— Begin Data for the task —

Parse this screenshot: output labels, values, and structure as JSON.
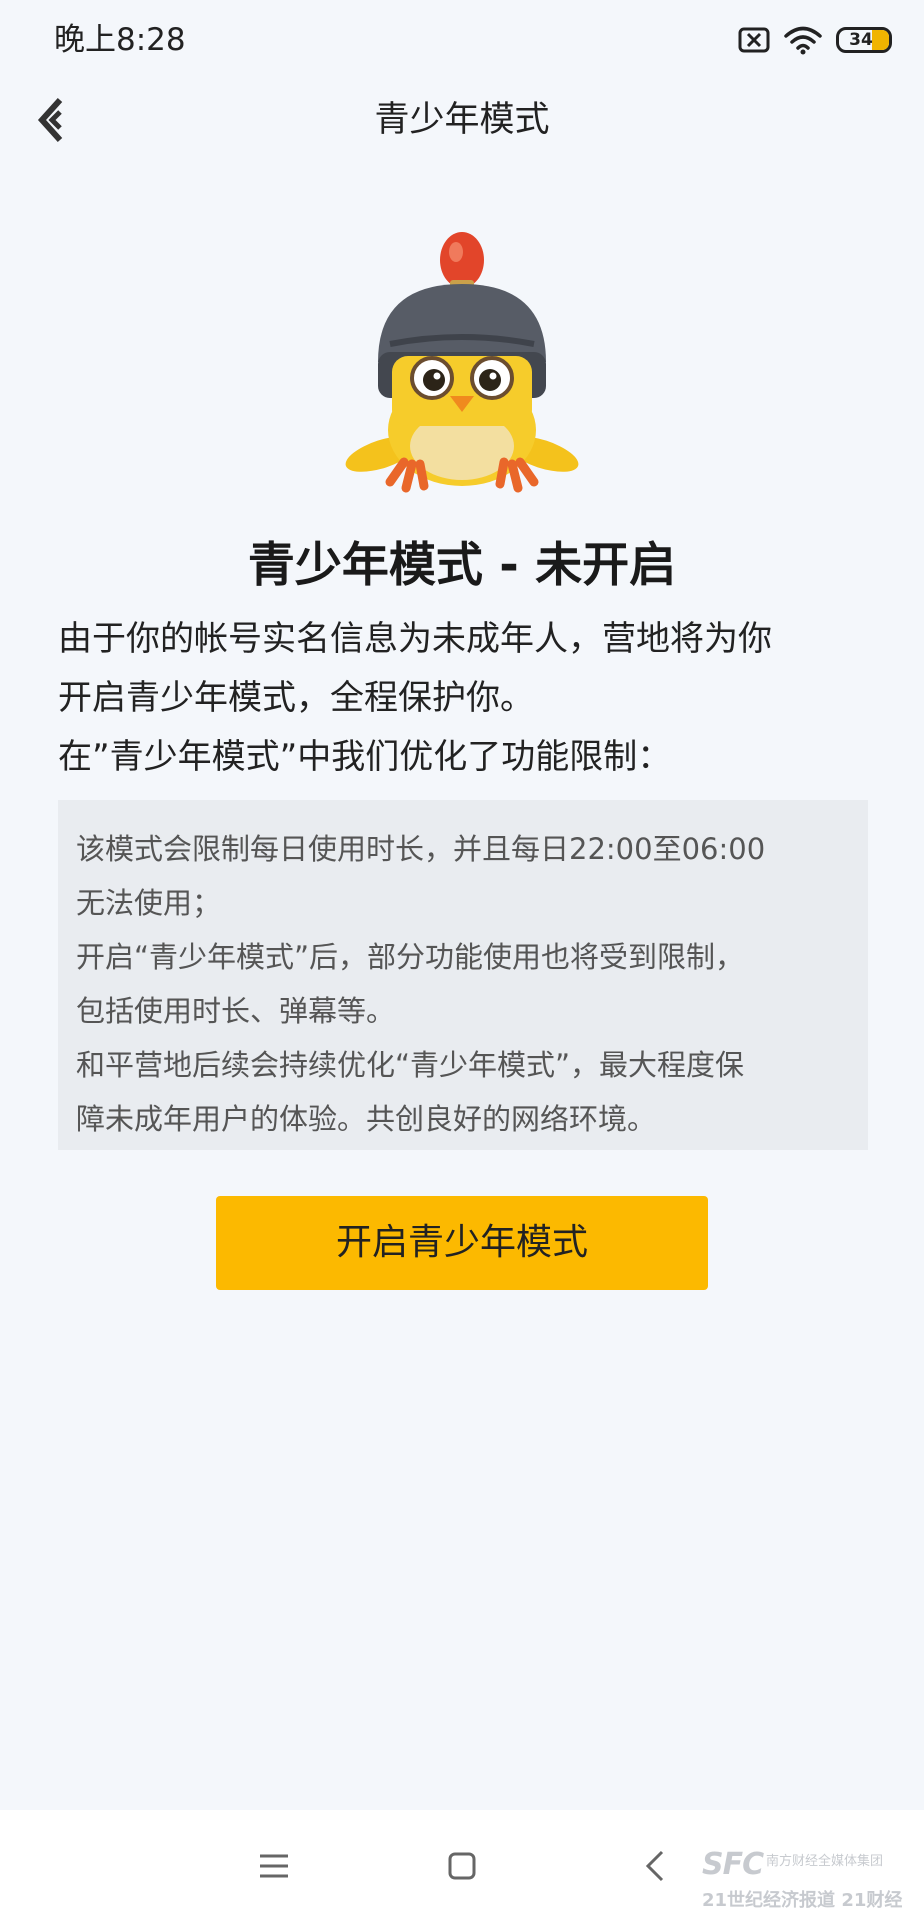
{
  "status_bar": {
    "time": "晚上8:28",
    "battery_level": "34",
    "battery_fill_fraction": 0.34,
    "icons": [
      "sim-disabled-icon",
      "wifi-icon",
      "battery-icon"
    ]
  },
  "header": {
    "title": "青少年模式",
    "back_icon": "chevron-left-icon"
  },
  "main": {
    "mascot": "helmet-chick-mascot",
    "status_title": "青少年模式 - 未开启",
    "intro_lines": [
      "由于你的帐号实名信息为未成年人，营地将为你",
      "开启青少年模式，全程保护你。",
      "在”青少年模式”中我们优化了功能限制："
    ],
    "info_lines": [
      "该模式会限制每日使用时长，并且每日22:00至06:00",
      "无法使用；",
      "开启“青少年模式”后，部分功能使用也将受到限制，",
      "包括使用时长、弹幕等。",
      "和平营地后续会持续优化“青少年模式”，最大程度保",
      "障未成年用户的体验。共创良好的网络环境。"
    ],
    "enable_button_label": "开启青少年模式"
  },
  "system_nav": {
    "icons": [
      "menu-icon",
      "home-icon",
      "back-icon"
    ]
  },
  "watermark": {
    "logo": "SFC",
    "line1": "南方财经全媒体集团",
    "line2": "21世纪经济报道 21财经"
  },
  "colors": {
    "page_background": "#f4f7fb",
    "button": "#fcb900",
    "info_box": "#e9ecf0",
    "battery_accent": "#f0b400"
  }
}
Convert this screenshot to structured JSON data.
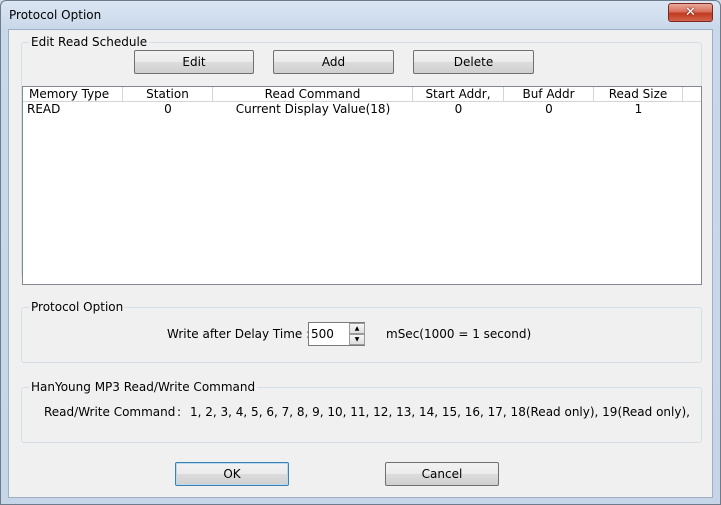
{
  "window": {
    "title": "Protocol Option",
    "close_label": "✕"
  },
  "edit_read_schedule": {
    "group_label": "Edit Read Schedule",
    "buttons": {
      "edit": "Edit",
      "add": "Add",
      "delete": "Delete"
    },
    "columns": [
      "Memory Type",
      "Station",
      "Read Command",
      "Start Addr,",
      "Buf Addr",
      "Read Size"
    ],
    "rows": [
      [
        "READ",
        "0",
        "Current Display Value(18)",
        "0",
        "0",
        "1"
      ]
    ]
  },
  "protocol_option": {
    "group_label": "Protocol Option",
    "delay_label": "Write after Delay Time :",
    "delay_value": "500",
    "delay_unit": "mSec(1000 = 1 second)"
  },
  "hanyoung": {
    "group_label": "HanYoung MP3 Read/Write Command",
    "command_label": "Read/Write Command",
    "command_sep": ":",
    "command_list": "1, 2, 3, 4, 5, 6, 7, 8, 9, 10, 11, 12, 13, 14, 15, 16, 17, 18(Read only), 19(Read only),"
  },
  "footer": {
    "ok_label": "OK",
    "cancel_label": "Cancel"
  }
}
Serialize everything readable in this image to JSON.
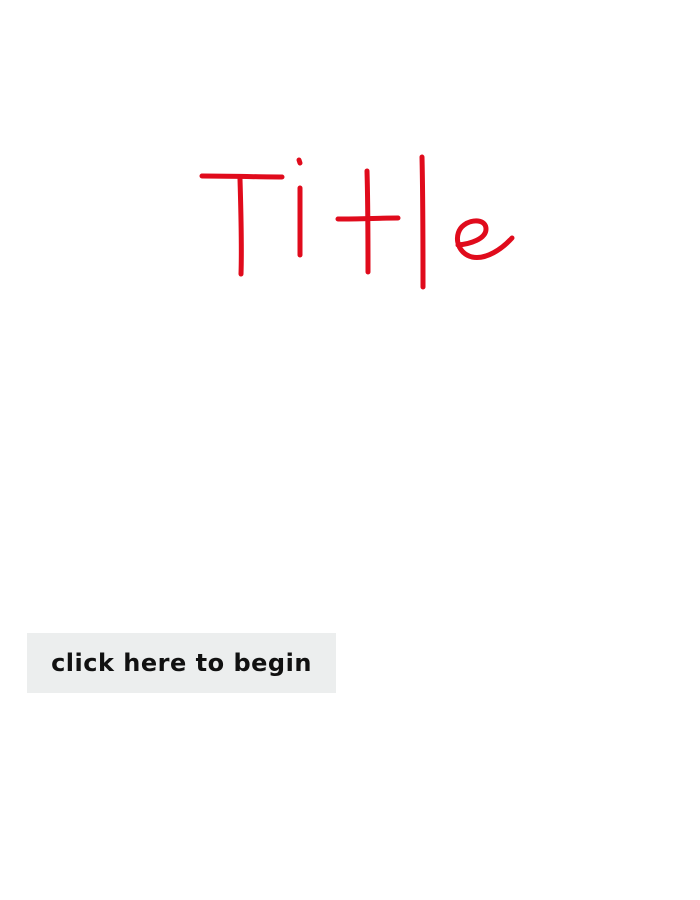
{
  "title": {
    "text": "Title",
    "color": "#e00b1c"
  },
  "start": {
    "label": "click here to begin",
    "background": "#eceeee",
    "text_color": "#111111"
  }
}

— End Data for the task —

### Exercise details:
Write out again every line above exactly as given; the pictures do not belong in the copy.

### Final answer:
Parse this screenshot: output labels, values, and structure as JSON.
{
  "status_bar": {
    "time": "晚上8:28",
    "battery_level": "34",
    "battery_fill_fraction": 0.34,
    "icons": [
      "sim-disabled-icon",
      "wifi-icon",
      "battery-icon"
    ]
  },
  "header": {
    "title": "青少年模式",
    "back_icon": "chevron-left-icon"
  },
  "main": {
    "mascot": "helmet-chick-mascot",
    "status_title": "青少年模式 - 未开启",
    "intro_lines": [
      "由于你的帐号实名信息为未成年人，营地将为你",
      "开启青少年模式，全程保护你。",
      "在”青少年模式”中我们优化了功能限制："
    ],
    "info_lines": [
      "该模式会限制每日使用时长，并且每日22:00至06:00",
      "无法使用；",
      "开启“青少年模式”后，部分功能使用也将受到限制，",
      "包括使用时长、弹幕等。",
      "和平营地后续会持续优化“青少年模式”，最大程度保",
      "障未成年用户的体验。共创良好的网络环境。"
    ],
    "enable_button_label": "开启青少年模式"
  },
  "system_nav": {
    "icons": [
      "menu-icon",
      "home-icon",
      "back-icon"
    ]
  },
  "watermark": {
    "logo": "SFC",
    "line1": "南方财经全媒体集团",
    "line2": "21世纪经济报道 21财经"
  },
  "colors": {
    "page_background": "#f4f7fb",
    "button": "#fcb900",
    "info_box": "#e9ecf0",
    "battery_accent": "#f0b400"
  }
}
Convert this screenshot to structured JSON data.
{
  "window": {
    "title": "Protocol Option",
    "close_label": "✕"
  },
  "edit_read_schedule": {
    "group_label": "Edit Read Schedule",
    "buttons": {
      "edit": "Edit",
      "add": "Add",
      "delete": "Delete"
    },
    "columns": [
      "Memory Type",
      "Station",
      "Read Command",
      "Start Addr,",
      "Buf Addr",
      "Read Size"
    ],
    "rows": [
      [
        "READ",
        "0",
        "Current Display Value(18)",
        "0",
        "0",
        "1"
      ]
    ]
  },
  "protocol_option": {
    "group_label": "Protocol Option",
    "delay_label": "Write after Delay Time :",
    "delay_value": "500",
    "delay_unit": "mSec(1000 = 1 second)"
  },
  "hanyoung": {
    "group_label": "HanYoung MP3 Read/Write Command",
    "command_label": "Read/Write Command",
    "command_sep": ":",
    "command_list": "1, 2, 3, 4, 5, 6, 7, 8, 9, 10, 11, 12, 13, 14, 15, 16, 17, 18(Read only), 19(Read only),"
  },
  "footer": {
    "ok_label": "OK",
    "cancel_label": "Cancel"
  }
}
Serialize everything readable in this image to JSON.
{
  "title": {
    "text": "Title",
    "color": "#e00b1c"
  },
  "start": {
    "label": "click here to begin",
    "background": "#eceeee",
    "text_color": "#111111"
  }
}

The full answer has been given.